[Records contained in a dataset]

___

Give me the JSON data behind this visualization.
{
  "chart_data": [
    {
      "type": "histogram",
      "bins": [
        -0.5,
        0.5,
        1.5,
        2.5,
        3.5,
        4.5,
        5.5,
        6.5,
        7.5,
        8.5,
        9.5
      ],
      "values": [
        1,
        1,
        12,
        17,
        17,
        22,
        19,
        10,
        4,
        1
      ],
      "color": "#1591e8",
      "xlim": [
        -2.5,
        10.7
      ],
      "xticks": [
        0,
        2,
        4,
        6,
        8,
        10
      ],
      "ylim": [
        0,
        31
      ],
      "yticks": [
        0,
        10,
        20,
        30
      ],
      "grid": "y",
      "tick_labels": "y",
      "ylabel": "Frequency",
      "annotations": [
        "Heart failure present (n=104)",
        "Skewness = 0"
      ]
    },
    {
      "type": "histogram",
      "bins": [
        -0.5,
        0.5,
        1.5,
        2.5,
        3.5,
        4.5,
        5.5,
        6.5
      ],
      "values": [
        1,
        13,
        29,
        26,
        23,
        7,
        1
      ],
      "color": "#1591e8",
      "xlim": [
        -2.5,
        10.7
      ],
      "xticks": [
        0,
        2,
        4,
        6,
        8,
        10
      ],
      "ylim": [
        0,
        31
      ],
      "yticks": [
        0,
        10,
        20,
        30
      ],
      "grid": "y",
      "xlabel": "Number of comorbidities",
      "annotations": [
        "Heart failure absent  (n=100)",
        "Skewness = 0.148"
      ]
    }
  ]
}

___

Transcribe the material exactly as it reads.

Give me the JSON data behind this visualization.
{
  "chart_data": [
    {
      "type": "histogram",
      "bins": [
        -0.5,
        0.5,
        1.5,
        2.5,
        3.5,
        4.5,
        5.5,
        6.5,
        7.5,
        8.5,
        9.5
      ],
      "values": [
        1,
        1,
        12,
        17,
        17,
        22,
        19,
        10,
        4,
        1
      ],
      "color": "#1591e8",
      "xlim": [
        -2.5,
        10.7
      ],
      "xticks": [
        0,
        2,
        4,
        6,
        8,
        10
      ],
      "ylim": [
        0,
        31
      ],
      "yticks": [
        0,
        10,
        20,
        30
      ],
      "grid": "y",
      "tick_labels": "y",
      "ylabel": "Frequency",
      "annotations": [
        "Heart failure present (n=104)",
        "Skewness = 0"
      ]
    },
    {
      "type": "histogram",
      "bins": [
        -0.5,
        0.5,
        1.5,
        2.5,
        3.5,
        4.5,
        5.5,
        6.5
      ],
      "values": [
        1,
        13,
        29,
        26,
        23,
        7,
        1
      ],
      "color": "#1591e8",
      "xlim": [
        -2.5,
        10.7
      ],
      "xticks": [
        0,
        2,
        4,
        6,
        8,
        10
      ],
      "ylim": [
        0,
        31
      ],
      "yticks": [
        0,
        10,
        20,
        30
      ],
      "grid": "y",
      "xlabel": "Number of comorbidities",
      "annotations": [
        "Heart failure absent  (n=100)",
        "Skewness = 0.148"
      ]
    }
  ]
}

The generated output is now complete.